Rewrite each line of the entries below as a numbered list, leaving out any blank lines.

▸ RECORDS FOR THE TASK
● ● ● ●

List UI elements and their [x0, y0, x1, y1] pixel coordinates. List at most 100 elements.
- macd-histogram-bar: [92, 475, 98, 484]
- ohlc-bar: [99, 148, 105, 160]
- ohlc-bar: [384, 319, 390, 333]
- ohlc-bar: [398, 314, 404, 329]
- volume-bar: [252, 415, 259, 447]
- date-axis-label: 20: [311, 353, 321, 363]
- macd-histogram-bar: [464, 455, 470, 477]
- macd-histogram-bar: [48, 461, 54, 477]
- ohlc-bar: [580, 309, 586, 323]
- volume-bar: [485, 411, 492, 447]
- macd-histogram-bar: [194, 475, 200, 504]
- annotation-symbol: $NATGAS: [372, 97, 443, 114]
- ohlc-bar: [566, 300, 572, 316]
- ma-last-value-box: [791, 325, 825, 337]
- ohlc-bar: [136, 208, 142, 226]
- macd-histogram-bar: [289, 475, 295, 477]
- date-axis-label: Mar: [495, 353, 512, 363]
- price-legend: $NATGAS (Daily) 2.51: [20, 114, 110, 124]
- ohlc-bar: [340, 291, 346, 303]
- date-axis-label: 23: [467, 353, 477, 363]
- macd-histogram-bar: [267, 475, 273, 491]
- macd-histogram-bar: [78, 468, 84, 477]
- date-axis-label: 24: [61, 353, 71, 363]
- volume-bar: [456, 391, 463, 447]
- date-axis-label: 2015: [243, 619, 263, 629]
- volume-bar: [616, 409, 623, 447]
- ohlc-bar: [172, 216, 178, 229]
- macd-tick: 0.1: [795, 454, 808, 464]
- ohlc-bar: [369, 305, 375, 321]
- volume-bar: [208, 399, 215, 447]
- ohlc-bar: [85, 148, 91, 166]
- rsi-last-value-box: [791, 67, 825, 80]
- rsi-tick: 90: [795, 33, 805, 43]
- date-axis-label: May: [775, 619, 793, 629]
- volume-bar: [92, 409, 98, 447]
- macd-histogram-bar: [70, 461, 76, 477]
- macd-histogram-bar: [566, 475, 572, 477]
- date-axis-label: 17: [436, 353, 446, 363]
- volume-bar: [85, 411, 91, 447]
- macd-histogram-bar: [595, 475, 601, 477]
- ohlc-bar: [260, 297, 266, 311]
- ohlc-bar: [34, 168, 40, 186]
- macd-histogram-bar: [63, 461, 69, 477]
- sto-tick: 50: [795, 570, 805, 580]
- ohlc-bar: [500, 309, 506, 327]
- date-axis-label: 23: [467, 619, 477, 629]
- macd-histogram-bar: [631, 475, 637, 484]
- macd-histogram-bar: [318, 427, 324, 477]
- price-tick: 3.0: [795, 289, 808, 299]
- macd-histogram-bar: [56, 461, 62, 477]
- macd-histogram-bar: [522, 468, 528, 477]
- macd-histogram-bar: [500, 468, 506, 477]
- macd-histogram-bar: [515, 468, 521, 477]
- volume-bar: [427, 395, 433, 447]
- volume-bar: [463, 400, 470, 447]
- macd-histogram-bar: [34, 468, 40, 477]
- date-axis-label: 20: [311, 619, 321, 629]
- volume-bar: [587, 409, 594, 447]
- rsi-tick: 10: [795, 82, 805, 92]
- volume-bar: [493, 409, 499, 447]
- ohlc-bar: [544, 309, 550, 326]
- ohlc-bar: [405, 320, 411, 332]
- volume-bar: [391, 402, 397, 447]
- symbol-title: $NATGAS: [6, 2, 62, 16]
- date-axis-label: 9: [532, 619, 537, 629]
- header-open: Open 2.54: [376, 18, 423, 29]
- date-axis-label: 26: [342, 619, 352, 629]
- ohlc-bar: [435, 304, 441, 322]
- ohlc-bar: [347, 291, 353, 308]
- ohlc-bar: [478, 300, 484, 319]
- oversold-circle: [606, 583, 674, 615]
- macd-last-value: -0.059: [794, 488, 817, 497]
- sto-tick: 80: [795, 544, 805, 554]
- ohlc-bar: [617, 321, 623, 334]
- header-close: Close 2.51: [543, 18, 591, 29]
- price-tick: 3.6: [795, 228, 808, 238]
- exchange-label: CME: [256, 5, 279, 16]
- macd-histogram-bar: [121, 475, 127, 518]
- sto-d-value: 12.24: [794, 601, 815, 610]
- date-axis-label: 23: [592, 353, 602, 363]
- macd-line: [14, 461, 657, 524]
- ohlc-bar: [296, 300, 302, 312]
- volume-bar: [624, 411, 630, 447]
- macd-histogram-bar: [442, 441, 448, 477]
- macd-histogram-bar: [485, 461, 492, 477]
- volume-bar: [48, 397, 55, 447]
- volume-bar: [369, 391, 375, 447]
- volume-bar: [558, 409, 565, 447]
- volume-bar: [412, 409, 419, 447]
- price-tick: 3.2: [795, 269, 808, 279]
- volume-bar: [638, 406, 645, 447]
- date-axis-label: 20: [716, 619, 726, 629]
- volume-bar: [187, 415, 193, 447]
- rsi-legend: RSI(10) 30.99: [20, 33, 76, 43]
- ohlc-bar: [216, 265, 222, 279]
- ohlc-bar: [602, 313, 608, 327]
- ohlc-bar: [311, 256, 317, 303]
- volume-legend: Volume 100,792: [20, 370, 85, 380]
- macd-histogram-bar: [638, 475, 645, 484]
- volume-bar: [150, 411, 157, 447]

● ● ● ●

▸ THE SOLUTION
1. List UI elements and their [x0, y0, x1, y1] pixel coordinates. List at most 100 elements.
2. - macd-histogram-bar: [92, 475, 98, 484]
3. - ohlc-bar: [99, 148, 105, 160]
4. - ohlc-bar: [384, 319, 390, 333]
5. - ohlc-bar: [398, 314, 404, 329]
6. - volume-bar: [252, 415, 259, 447]
7. - date-axis-label: 20: [311, 353, 321, 363]
8. - macd-histogram-bar: [464, 455, 470, 477]
9. - macd-histogram-bar: [48, 461, 54, 477]
10. - ohlc-bar: [580, 309, 586, 323]
11. - volume-bar: [485, 411, 492, 447]
12. - macd-histogram-bar: [194, 475, 200, 504]
13. - annotation-symbol: $NATGAS: [372, 97, 443, 114]
14. - ohlc-bar: [566, 300, 572, 316]
15. - ma-last-value-box: [791, 325, 825, 337]
16. - ohlc-bar: [136, 208, 142, 226]
17. - macd-histogram-bar: [289, 475, 295, 477]
18. - date-axis-label: Mar: [495, 353, 512, 363]
19. - price-legend: $NATGAS (Daily) 2.51: [20, 114, 110, 124]
20. - ohlc-bar: [340, 291, 346, 303]
21. - date-axis-label: 23: [467, 353, 477, 363]
22. - macd-histogram-bar: [267, 475, 273, 491]
23. - macd-histogram-bar: [78, 468, 84, 477]
24. - date-axis-label: 24: [61, 353, 71, 363]
25. - volume-bar: [456, 391, 463, 447]
26. - date-axis-label: 2015: [243, 619, 263, 629]
27. - volume-bar: [616, 409, 623, 447]
28. - ohlc-bar: [172, 216, 178, 229]
29. - macd-tick: 0.1: [795, 454, 808, 464]
30. - ohlc-bar: [369, 305, 375, 321]
31. - volume-bar: [208, 399, 215, 447]
32. - ohlc-bar: [85, 148, 91, 166]
33. - rsi-last-value-box: [791, 67, 825, 80]
34. - rsi-tick: 90: [795, 33, 805, 43]
35. - date-axis-label: May: [775, 619, 793, 629]
36. - volume-bar: [92, 409, 98, 447]
37. - macd-histogram-bar: [70, 461, 76, 477]
38. - macd-histogram-bar: [566, 475, 572, 477]
39. - date-axis-label: 17: [436, 353, 446, 363]
40. - volume-bar: [85, 411, 91, 447]
41. - macd-histogram-bar: [595, 475, 601, 477]
42. - ohlc-bar: [260, 297, 266, 311]
43. - ohlc-bar: [34, 168, 40, 186]
44. - macd-histogram-bar: [63, 461, 69, 477]
45. - sto-tick: 50: [795, 570, 805, 580]
46. - ohlc-bar: [500, 309, 506, 327]
47. - date-axis-label: 23: [467, 619, 477, 629]
48. - macd-histogram-bar: [631, 475, 637, 484]
49. - macd-histogram-bar: [318, 427, 324, 477]
50. - price-tick: 3.0: [795, 289, 808, 299]
51. - macd-histogram-bar: [56, 461, 62, 477]
52. - macd-histogram-bar: [522, 468, 528, 477]
53. - macd-histogram-bar: [500, 468, 506, 477]
54. - macd-histogram-bar: [515, 468, 521, 477]
55. - volume-bar: [427, 395, 433, 447]
56. - volume-bar: [463, 400, 470, 447]
57. - macd-histogram-bar: [34, 468, 40, 477]
58. - date-axis-label: 20: [311, 619, 321, 629]
59. - volume-bar: [587, 409, 594, 447]
60. - rsi-tick: 10: [795, 82, 805, 92]
61. - volume-bar: [493, 409, 499, 447]
62. - ohlc-bar: [544, 309, 550, 326]
63. - ohlc-bar: [405, 320, 411, 332]
64. - volume-bar: [391, 402, 397, 447]
65. - symbol-title: $NATGAS: [6, 2, 62, 16]
66. - date-axis-label: 9: [532, 619, 537, 629]
67. - header-open: Open 2.54: [376, 18, 423, 29]
68. - date-axis-label: 26: [342, 619, 352, 629]
69. - ohlc-bar: [435, 304, 441, 322]
70. - ohlc-bar: [347, 291, 353, 308]
71. - ohlc-bar: [478, 300, 484, 319]
72. - oversold-circle: [606, 583, 674, 615]
73. - macd-last-value: -0.059: [794, 488, 817, 497]
74. - sto-tick: 80: [795, 544, 805, 554]
75. - ohlc-bar: [617, 321, 623, 334]
76. - header-close: Close 2.51: [543, 18, 591, 29]
77. - price-tick: 3.6: [795, 228, 808, 238]
78. - exchange-label: CME: [256, 5, 279, 16]
79. - macd-histogram-bar: [121, 475, 127, 518]
80. - sto-d-value: 12.24: [794, 601, 815, 610]
81. - date-axis-label: 23: [592, 353, 602, 363]
82. - macd-line: [14, 461, 657, 524]
83. - ohlc-bar: [296, 300, 302, 312]
84. - volume-bar: [624, 411, 630, 447]
85. - macd-histogram-bar: [442, 441, 448, 477]
86. - macd-histogram-bar: [485, 461, 492, 477]
87. - volume-bar: [48, 397, 55, 447]
88. - volume-bar: [369, 391, 375, 447]
89. - volume-bar: [558, 409, 565, 447]
90. - volume-bar: [412, 409, 419, 447]
91. - price-tick: 3.2: [795, 269, 808, 279]
92. - volume-bar: [638, 406, 645, 447]
93. - date-axis-label: 20: [716, 619, 726, 629]
94. - volume-bar: [187, 415, 193, 447]
95. - rsi-legend: RSI(10) 30.99: [20, 33, 76, 43]
96. - ohlc-bar: [216, 265, 222, 279]
97. - ohlc-bar: [602, 313, 608, 327]
98. - ohlc-bar: [311, 256, 317, 303]
99. - volume-legend: Volume 100,792: [20, 370, 85, 380]
100. - macd-histogram-bar: [638, 475, 645, 484]
101. - volume-bar: [150, 411, 157, 447]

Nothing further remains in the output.